Data records:
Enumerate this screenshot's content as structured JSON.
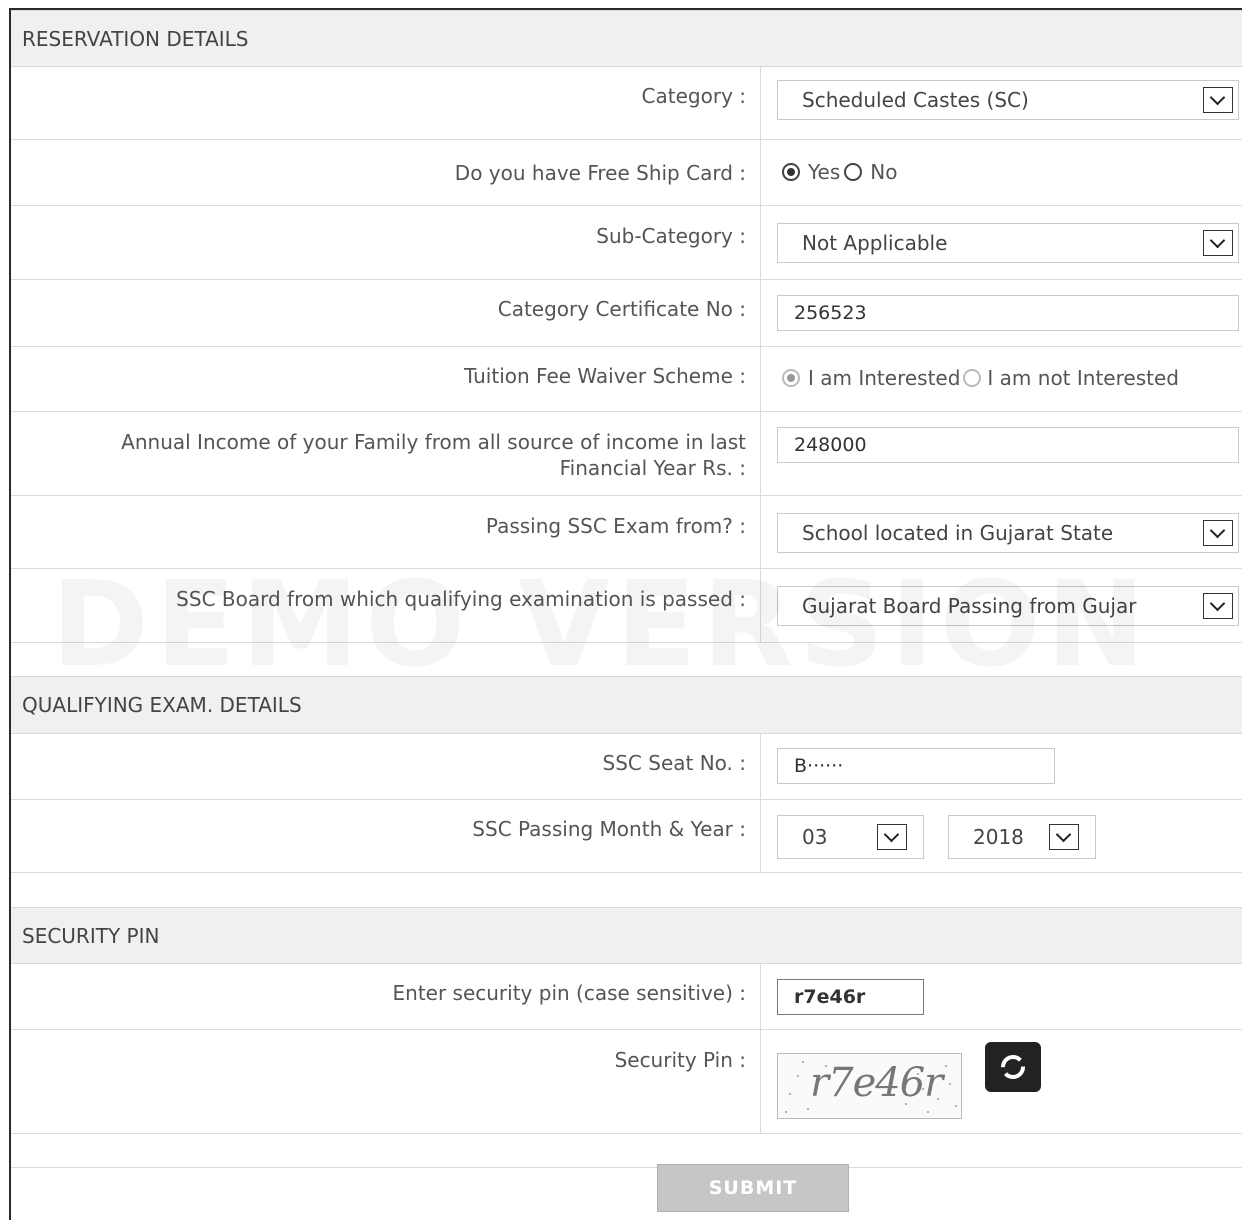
{
  "reservation": {
    "heading": "RESERVATION DETAILS",
    "category": {
      "label": "Category :",
      "value": "Scheduled Castes (SC)"
    },
    "free_ship": {
      "label": "Do you have Free Ship Card :",
      "options": [
        "Yes",
        "No"
      ],
      "selected": "Yes"
    },
    "sub_category": {
      "label": "Sub-Category :",
      "value": "Not Applicable"
    },
    "certificate": {
      "label": "Category Certificate No :",
      "value": "256523"
    },
    "tfws": {
      "label": "Tuition Fee Waiver Scheme :",
      "options": [
        "I am Interested",
        "I am not Interested"
      ],
      "selected": "I am Interested"
    },
    "income": {
      "label_line1": "Annual Income of your Family from all source of income in last",
      "label_line2": "Financial Year Rs. :",
      "value": "248000"
    },
    "ssc_from": {
      "label": "Passing SSC Exam from? :",
      "value": "School located in Gujarat State"
    },
    "ssc_board": {
      "label": "SSC Board from which qualifying examination is passed :",
      "value": "Gujarat Board Passing from Gujar"
    }
  },
  "watermark": "DEMO VERSION",
  "qualifying": {
    "heading": "QUALIFYING EXAM. DETAILS",
    "seat": {
      "label": "SSC Seat No. :",
      "value": "B······"
    },
    "passing": {
      "label": "SSC Passing Month & Year :",
      "month": "03",
      "year": "2018"
    }
  },
  "security": {
    "heading": "SECURITY PIN",
    "enter": {
      "label": "Enter security pin (case sensitive) :",
      "value": "r7e46r"
    },
    "pin": {
      "label": "Security Pin :",
      "captcha": "r7e46r",
      "refresh_icon": "refresh-icon"
    }
  },
  "submit_label": "SUBMIT"
}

> **What you are asked to do**:
Every entry above should be duplicated exactly. Do not include the images.

> **Written answer**:
Enumerate this screenshot's content as structured JSON.
{
  "reservation": {
    "heading": "RESERVATION DETAILS",
    "category": {
      "label": "Category :",
      "value": "Scheduled Castes (SC)"
    },
    "free_ship": {
      "label": "Do you have Free Ship Card :",
      "options": [
        "Yes",
        "No"
      ],
      "selected": "Yes"
    },
    "sub_category": {
      "label": "Sub-Category :",
      "value": "Not Applicable"
    },
    "certificate": {
      "label": "Category Certificate No :",
      "value": "256523"
    },
    "tfws": {
      "label": "Tuition Fee Waiver Scheme :",
      "options": [
        "I am Interested",
        "I am not Interested"
      ],
      "selected": "I am Interested"
    },
    "income": {
      "label_line1": "Annual Income of your Family from all source of income in last",
      "label_line2": "Financial Year Rs. :",
      "value": "248000"
    },
    "ssc_from": {
      "label": "Passing SSC Exam from? :",
      "value": "School located in Gujarat State"
    },
    "ssc_board": {
      "label": "SSC Board from which qualifying examination is passed :",
      "value": "Gujarat Board Passing from Gujar"
    }
  },
  "watermark": "DEMO VERSION",
  "qualifying": {
    "heading": "QUALIFYING EXAM. DETAILS",
    "seat": {
      "label": "SSC Seat No. :",
      "value": "B······"
    },
    "passing": {
      "label": "SSC Passing Month & Year :",
      "month": "03",
      "year": "2018"
    }
  },
  "security": {
    "heading": "SECURITY PIN",
    "enter": {
      "label": "Enter security pin (case sensitive) :",
      "value": "r7e46r"
    },
    "pin": {
      "label": "Security Pin :",
      "captcha": "r7e46r",
      "refresh_icon": "refresh-icon"
    }
  },
  "submit_label": "SUBMIT"
}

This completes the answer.